◆ **What is needed**
Provide only the number of lines in the data below that contain the string "text".

◆ **Data shown**
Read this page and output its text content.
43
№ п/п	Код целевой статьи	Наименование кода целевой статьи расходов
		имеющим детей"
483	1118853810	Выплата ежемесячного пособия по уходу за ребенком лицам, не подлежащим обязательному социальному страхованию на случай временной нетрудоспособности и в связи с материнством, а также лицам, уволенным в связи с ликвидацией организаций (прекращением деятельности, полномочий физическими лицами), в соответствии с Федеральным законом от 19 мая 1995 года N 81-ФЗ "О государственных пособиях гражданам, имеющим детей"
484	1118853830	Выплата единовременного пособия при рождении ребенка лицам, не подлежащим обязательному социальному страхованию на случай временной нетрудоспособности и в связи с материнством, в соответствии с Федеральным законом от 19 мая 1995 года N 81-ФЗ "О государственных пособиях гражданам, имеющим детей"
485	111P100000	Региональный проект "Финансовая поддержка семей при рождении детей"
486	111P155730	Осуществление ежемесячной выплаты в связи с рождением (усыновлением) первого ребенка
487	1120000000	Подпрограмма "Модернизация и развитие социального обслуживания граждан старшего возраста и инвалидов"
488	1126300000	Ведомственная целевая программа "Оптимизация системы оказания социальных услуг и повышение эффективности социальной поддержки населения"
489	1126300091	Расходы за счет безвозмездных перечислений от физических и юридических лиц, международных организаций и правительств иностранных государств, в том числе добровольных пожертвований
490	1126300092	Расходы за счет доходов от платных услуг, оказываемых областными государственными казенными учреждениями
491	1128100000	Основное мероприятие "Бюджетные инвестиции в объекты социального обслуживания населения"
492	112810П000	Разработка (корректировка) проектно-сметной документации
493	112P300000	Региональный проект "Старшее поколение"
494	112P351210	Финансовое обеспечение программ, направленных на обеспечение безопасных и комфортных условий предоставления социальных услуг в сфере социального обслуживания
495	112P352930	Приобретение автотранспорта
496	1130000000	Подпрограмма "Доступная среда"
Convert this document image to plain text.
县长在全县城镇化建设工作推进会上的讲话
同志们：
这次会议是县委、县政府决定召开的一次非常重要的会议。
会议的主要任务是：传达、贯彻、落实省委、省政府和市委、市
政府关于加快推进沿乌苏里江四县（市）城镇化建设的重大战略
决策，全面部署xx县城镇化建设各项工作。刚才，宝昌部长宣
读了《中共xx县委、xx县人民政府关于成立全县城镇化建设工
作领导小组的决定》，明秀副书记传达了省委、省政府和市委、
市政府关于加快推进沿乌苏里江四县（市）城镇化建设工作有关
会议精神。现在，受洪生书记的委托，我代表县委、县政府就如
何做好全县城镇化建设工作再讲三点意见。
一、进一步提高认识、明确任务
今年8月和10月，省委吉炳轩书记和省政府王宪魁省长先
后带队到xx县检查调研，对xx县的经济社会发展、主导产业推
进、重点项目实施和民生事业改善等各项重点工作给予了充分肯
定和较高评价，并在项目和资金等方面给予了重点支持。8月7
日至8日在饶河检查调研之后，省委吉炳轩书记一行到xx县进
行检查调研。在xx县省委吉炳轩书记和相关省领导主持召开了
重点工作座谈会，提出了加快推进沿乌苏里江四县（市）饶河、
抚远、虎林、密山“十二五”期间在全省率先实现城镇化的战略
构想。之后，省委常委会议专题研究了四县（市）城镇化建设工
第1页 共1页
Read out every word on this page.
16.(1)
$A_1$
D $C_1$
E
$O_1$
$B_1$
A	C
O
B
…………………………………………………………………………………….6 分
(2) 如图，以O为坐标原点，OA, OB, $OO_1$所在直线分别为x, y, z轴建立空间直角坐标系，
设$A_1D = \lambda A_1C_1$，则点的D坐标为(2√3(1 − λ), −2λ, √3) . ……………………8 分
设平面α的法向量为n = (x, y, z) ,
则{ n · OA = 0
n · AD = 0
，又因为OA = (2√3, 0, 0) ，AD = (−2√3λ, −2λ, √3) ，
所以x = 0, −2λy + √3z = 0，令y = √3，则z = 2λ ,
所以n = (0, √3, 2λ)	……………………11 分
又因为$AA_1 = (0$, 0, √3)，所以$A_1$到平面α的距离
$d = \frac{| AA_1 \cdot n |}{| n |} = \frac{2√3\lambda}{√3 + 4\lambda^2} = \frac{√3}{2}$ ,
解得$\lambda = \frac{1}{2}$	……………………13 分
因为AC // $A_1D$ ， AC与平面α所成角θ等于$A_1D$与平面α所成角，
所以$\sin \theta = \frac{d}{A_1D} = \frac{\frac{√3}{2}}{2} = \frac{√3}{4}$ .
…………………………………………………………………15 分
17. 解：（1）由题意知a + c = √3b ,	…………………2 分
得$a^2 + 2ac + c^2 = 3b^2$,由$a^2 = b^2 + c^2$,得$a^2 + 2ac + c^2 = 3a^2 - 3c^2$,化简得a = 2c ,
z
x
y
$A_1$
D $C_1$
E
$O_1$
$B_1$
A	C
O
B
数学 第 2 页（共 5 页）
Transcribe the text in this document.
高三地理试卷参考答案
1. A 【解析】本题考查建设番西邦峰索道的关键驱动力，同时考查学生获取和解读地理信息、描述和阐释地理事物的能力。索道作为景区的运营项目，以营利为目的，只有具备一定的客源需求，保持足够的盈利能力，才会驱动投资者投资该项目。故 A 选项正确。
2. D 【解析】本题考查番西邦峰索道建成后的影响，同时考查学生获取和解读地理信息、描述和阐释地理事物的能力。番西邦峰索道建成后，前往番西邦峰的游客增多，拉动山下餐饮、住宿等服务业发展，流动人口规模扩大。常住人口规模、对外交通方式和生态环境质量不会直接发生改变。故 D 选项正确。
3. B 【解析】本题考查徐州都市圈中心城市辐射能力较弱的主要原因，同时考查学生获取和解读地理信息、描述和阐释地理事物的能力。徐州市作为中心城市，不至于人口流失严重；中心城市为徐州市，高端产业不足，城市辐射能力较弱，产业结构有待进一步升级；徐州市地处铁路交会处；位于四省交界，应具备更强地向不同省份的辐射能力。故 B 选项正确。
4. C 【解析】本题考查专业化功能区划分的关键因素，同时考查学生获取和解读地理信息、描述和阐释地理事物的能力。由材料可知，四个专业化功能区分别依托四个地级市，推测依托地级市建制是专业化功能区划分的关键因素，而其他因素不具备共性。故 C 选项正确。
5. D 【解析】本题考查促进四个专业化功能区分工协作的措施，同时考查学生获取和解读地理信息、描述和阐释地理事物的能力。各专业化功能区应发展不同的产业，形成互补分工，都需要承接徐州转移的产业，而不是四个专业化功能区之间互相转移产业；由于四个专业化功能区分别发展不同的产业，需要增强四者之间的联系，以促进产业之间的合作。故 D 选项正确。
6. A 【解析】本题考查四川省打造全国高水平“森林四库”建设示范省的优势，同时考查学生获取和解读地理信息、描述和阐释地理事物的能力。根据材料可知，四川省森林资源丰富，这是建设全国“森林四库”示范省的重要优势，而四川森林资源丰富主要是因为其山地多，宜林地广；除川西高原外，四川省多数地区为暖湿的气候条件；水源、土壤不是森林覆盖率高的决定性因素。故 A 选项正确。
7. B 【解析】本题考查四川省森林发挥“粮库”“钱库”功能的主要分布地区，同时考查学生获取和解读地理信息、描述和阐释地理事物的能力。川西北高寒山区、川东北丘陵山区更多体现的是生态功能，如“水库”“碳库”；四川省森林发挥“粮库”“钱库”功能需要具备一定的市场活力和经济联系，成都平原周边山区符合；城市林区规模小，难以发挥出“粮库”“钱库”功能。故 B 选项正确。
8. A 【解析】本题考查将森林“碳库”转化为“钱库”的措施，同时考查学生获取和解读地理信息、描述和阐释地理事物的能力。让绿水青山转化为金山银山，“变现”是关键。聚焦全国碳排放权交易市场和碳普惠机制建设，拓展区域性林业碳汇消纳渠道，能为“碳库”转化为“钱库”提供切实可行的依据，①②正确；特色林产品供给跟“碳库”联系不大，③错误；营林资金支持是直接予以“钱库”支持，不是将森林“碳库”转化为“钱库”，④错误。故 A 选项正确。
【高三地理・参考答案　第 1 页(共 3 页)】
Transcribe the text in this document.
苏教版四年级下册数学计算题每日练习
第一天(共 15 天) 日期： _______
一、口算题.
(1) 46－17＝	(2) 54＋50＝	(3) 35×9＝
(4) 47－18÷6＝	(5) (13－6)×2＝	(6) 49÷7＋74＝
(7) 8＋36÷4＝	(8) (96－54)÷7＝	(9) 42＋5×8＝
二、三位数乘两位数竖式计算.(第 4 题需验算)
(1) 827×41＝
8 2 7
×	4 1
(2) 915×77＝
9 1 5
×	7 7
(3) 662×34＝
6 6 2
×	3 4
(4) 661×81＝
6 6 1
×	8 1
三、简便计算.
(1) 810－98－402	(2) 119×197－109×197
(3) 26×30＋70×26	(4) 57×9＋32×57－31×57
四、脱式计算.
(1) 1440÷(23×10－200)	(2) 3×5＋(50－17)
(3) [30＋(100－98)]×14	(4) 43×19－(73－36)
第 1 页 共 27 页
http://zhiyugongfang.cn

◆ **Exercise result**
4